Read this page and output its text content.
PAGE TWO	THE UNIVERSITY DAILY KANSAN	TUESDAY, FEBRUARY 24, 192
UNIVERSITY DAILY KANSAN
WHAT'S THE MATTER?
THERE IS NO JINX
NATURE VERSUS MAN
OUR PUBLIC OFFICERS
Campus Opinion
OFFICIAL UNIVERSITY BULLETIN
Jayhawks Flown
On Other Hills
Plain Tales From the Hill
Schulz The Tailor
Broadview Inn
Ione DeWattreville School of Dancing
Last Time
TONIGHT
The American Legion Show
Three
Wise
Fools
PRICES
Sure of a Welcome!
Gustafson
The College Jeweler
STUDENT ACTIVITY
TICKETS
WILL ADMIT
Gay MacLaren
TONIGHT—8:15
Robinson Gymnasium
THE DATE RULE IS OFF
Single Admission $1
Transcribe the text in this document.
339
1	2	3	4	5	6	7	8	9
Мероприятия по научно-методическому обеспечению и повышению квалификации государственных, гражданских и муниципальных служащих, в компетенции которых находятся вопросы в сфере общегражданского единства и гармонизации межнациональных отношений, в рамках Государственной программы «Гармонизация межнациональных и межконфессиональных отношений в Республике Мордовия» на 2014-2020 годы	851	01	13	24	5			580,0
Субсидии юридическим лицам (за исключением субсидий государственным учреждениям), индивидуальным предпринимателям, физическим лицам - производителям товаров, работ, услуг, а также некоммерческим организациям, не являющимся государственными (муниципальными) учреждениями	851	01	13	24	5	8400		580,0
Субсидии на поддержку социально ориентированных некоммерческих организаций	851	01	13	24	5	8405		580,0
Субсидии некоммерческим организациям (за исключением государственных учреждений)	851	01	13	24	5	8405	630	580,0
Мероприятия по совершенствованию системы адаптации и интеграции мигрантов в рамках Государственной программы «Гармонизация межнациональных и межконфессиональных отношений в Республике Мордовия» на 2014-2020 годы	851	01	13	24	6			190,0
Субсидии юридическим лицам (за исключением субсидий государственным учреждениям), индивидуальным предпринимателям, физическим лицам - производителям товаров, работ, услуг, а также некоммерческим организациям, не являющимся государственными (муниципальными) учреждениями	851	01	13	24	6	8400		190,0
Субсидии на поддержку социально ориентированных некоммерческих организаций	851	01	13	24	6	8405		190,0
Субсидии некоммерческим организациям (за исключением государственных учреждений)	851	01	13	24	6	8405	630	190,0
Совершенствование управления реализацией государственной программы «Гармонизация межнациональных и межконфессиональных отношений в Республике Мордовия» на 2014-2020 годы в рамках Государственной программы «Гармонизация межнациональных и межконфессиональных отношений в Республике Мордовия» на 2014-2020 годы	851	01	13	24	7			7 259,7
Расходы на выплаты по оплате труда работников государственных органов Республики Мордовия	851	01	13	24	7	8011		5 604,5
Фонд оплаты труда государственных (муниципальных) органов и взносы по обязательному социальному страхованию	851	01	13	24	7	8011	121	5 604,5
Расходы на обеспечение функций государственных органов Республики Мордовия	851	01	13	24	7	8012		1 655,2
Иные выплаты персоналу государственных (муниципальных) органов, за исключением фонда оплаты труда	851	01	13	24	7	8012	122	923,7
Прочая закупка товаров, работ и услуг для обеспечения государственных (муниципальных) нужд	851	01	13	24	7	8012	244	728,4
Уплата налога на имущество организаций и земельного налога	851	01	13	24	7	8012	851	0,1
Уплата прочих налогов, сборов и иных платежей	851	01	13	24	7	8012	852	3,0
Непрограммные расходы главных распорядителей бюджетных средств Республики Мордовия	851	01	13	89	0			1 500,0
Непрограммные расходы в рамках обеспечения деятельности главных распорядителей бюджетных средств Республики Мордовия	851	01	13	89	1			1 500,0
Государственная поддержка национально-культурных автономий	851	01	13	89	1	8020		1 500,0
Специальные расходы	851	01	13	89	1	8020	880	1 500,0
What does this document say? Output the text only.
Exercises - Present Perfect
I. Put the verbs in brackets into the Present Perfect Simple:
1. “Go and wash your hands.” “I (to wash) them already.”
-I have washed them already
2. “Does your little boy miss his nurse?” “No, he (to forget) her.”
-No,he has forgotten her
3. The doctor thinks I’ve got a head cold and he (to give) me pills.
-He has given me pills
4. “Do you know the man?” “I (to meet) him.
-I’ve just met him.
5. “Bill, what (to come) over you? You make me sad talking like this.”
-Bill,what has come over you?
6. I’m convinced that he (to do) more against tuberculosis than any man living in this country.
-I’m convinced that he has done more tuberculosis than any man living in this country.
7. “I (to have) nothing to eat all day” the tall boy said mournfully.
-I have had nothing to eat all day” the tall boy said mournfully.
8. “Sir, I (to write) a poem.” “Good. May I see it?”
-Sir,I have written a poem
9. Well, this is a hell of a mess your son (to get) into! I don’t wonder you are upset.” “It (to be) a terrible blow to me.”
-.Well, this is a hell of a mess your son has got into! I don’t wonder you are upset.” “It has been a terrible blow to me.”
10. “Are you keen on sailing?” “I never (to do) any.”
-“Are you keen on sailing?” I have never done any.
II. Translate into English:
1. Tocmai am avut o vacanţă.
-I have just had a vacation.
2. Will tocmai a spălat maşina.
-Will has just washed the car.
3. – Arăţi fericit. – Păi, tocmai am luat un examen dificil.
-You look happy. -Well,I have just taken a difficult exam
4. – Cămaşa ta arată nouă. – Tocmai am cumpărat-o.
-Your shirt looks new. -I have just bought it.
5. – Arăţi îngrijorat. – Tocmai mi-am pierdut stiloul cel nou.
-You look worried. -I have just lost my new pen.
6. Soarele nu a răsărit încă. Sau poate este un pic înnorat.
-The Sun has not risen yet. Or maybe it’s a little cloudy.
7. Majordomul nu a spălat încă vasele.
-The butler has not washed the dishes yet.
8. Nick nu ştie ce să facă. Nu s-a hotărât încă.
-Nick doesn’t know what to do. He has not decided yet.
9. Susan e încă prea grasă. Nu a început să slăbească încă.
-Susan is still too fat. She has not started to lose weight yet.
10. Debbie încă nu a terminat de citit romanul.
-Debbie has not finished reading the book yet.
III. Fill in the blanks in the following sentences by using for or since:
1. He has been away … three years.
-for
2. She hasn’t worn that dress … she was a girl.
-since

○ ○ ○ ○

- _Task brief_
Reproduce each line holding the word "upset".

- _Problem solution_
9. Well, this is a hell of a mess your son (to get) into! I don’t wonder you are upset.” “It (to be) a terrible blow to me.”
-.Well, this is a hell of a mess your son has got into! I don’t wonder you are upset.” “It has been a terrible blow to me.”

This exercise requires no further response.